— start of Supplied material —
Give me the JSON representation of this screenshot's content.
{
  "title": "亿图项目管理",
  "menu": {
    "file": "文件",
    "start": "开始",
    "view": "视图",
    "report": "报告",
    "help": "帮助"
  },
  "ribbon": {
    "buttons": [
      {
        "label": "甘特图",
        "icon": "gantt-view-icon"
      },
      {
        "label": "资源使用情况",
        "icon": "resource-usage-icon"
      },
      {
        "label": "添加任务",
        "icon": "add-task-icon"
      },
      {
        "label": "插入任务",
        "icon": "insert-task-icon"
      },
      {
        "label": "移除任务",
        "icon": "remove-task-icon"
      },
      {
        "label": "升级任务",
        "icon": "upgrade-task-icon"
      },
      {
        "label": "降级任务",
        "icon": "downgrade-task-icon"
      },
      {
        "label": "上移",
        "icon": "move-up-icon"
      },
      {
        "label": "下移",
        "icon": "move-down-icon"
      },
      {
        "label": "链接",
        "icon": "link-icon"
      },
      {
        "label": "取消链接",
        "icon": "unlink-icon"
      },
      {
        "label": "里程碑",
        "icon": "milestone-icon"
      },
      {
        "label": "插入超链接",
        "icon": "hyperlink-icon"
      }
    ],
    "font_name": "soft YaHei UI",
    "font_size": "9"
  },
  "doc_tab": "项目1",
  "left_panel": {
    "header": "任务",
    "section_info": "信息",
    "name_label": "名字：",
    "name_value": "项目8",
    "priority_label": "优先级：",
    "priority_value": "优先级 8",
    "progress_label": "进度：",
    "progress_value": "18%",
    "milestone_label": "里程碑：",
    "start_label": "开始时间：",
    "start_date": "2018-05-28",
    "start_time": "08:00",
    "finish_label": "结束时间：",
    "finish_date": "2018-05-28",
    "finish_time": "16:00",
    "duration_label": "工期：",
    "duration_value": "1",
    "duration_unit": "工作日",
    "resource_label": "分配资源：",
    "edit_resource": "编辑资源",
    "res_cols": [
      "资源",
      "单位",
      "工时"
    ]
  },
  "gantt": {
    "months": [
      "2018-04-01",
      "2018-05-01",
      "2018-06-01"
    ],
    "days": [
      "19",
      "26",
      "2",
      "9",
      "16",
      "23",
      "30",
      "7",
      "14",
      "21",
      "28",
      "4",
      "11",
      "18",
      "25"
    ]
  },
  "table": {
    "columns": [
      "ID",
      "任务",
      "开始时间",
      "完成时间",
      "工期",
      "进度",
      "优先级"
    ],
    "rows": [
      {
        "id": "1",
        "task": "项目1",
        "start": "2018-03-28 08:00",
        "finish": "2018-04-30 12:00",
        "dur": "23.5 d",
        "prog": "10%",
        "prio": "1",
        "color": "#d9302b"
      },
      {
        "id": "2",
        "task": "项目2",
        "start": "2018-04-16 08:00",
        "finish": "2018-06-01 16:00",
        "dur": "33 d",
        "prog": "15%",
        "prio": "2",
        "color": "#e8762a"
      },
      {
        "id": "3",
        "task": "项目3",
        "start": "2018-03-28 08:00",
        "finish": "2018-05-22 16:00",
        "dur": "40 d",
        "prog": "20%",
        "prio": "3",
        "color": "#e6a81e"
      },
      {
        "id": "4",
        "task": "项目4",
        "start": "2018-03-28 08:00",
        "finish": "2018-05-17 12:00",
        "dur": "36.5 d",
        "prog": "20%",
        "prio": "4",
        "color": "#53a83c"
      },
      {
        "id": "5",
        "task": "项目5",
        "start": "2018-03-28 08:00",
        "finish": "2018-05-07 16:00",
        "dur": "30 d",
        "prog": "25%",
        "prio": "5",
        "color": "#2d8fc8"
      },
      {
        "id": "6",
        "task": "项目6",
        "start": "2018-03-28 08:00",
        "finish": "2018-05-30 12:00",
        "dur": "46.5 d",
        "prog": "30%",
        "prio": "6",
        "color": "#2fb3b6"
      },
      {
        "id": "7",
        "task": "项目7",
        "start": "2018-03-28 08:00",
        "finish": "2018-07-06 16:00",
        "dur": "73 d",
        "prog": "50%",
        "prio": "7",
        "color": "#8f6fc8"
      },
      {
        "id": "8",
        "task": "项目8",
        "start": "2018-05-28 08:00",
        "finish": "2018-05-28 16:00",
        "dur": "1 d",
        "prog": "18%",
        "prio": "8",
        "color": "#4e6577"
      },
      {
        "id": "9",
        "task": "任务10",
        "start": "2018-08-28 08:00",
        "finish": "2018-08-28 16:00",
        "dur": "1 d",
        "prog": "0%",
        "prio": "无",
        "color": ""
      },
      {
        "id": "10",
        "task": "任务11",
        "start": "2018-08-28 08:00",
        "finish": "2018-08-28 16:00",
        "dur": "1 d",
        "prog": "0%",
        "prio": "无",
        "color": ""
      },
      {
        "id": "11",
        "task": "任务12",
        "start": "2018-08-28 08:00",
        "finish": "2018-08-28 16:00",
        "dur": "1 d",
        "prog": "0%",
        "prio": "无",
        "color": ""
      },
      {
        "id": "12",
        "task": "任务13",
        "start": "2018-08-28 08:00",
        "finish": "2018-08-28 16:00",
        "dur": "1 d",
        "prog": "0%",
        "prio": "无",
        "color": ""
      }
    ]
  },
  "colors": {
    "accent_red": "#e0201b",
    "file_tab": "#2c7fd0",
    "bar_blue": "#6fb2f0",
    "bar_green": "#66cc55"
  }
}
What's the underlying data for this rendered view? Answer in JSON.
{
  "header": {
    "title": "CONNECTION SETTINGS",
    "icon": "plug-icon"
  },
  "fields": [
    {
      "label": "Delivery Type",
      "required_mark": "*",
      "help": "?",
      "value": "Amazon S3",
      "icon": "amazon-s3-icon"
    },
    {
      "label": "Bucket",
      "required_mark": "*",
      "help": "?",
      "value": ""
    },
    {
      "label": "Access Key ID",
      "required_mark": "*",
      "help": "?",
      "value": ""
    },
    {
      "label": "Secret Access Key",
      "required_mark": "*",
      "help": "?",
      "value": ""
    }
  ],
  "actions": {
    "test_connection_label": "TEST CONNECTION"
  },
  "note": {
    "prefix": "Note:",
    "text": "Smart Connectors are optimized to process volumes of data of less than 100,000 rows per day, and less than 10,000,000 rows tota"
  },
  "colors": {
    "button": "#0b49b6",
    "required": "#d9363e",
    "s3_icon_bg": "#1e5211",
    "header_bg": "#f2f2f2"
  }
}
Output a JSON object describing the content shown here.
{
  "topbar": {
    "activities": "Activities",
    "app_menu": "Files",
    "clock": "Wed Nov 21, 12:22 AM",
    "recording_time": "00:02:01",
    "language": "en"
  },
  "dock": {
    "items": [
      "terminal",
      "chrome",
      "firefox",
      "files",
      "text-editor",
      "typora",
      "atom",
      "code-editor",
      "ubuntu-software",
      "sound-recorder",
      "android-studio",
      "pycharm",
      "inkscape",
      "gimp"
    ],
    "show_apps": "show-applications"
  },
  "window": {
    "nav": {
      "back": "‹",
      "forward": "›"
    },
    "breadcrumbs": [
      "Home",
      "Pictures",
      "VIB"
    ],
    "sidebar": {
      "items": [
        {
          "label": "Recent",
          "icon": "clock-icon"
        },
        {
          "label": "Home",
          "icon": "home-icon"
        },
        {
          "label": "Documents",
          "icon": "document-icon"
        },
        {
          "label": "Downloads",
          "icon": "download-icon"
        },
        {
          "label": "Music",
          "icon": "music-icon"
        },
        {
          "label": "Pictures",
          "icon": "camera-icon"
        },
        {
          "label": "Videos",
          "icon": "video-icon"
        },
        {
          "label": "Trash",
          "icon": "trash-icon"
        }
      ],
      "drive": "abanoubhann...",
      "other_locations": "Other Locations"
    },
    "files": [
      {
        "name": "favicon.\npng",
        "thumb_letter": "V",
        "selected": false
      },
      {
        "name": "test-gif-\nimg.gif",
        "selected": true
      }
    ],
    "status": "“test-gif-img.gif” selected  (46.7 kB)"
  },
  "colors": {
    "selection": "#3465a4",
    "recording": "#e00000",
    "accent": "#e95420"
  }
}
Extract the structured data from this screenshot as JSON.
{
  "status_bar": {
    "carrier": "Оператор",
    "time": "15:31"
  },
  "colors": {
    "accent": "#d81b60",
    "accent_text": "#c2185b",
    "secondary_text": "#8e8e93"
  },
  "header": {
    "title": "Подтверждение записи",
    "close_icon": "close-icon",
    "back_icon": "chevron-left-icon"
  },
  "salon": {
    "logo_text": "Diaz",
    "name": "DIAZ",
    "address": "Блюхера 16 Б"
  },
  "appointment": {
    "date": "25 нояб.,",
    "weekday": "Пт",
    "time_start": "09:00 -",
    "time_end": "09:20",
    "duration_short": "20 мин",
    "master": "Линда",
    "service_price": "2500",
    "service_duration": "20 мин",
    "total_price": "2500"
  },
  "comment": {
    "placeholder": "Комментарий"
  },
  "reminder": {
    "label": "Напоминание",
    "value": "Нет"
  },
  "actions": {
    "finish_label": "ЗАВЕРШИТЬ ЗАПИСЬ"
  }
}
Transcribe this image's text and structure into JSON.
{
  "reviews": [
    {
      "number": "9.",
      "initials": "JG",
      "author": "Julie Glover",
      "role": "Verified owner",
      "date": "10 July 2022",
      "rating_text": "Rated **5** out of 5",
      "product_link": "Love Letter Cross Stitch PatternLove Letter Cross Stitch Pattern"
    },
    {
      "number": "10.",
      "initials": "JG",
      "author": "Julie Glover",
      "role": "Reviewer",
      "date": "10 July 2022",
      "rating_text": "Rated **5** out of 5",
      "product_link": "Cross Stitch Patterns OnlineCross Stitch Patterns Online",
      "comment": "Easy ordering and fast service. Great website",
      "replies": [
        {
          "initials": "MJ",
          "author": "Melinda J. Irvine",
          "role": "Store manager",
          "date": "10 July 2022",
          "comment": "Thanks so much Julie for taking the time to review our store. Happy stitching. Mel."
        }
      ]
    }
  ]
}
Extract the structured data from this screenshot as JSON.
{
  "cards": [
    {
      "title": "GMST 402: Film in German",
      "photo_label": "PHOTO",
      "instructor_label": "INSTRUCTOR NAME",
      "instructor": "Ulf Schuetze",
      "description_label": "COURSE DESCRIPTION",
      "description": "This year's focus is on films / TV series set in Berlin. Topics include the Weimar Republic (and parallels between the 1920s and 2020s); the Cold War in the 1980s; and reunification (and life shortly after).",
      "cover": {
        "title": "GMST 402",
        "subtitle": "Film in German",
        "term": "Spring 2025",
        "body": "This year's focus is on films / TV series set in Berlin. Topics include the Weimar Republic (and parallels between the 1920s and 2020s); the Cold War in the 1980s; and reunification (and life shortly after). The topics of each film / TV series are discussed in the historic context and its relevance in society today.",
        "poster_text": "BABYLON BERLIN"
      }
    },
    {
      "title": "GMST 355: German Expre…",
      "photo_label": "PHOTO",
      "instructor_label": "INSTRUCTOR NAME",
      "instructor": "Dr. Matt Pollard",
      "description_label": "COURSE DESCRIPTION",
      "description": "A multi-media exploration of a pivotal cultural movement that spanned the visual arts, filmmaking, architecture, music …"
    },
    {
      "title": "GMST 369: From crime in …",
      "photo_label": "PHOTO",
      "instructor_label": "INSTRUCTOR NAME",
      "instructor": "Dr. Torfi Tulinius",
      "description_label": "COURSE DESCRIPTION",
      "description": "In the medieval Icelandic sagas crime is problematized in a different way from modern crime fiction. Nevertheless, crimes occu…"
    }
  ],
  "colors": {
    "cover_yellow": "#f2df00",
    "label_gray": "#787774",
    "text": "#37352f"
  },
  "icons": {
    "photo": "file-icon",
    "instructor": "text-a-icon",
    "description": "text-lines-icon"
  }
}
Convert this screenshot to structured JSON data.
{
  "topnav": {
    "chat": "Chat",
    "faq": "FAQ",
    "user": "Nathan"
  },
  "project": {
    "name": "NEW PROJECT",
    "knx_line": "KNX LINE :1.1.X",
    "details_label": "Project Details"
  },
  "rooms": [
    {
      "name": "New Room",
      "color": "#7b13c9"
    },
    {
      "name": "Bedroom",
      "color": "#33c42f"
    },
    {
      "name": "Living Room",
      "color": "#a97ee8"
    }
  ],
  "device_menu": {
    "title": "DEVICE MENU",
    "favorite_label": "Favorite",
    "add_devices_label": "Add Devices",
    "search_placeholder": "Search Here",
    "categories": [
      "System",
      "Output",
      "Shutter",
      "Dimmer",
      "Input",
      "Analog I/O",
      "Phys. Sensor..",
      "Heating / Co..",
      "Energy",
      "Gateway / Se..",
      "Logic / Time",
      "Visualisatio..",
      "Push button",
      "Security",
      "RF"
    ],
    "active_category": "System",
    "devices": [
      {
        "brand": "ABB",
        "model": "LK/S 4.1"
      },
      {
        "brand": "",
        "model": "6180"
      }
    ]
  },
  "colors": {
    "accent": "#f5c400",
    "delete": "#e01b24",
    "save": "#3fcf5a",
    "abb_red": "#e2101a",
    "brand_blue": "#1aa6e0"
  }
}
— end of Supplied material —
- **Task brief**:
In the records above, find each line with the word "after" and copy it.

- **Result**:
      "description": "This year's focus is on films / TV series set in Berlin. Topics include the Weimar Republic (and parallels between the 1920s and 2020s); the Cold War in the 1980s; and reunification (and life shortly after).",
        "body": "This year's focus is on films / TV series set in Berlin. Topics include the Weimar Republic (and parallels between the 1920s and 2020s); the Cold War in the 1980s; and reunification (and life shortly after). The topics of each film / TV series are discussed in the historic context and its relevance in society today.",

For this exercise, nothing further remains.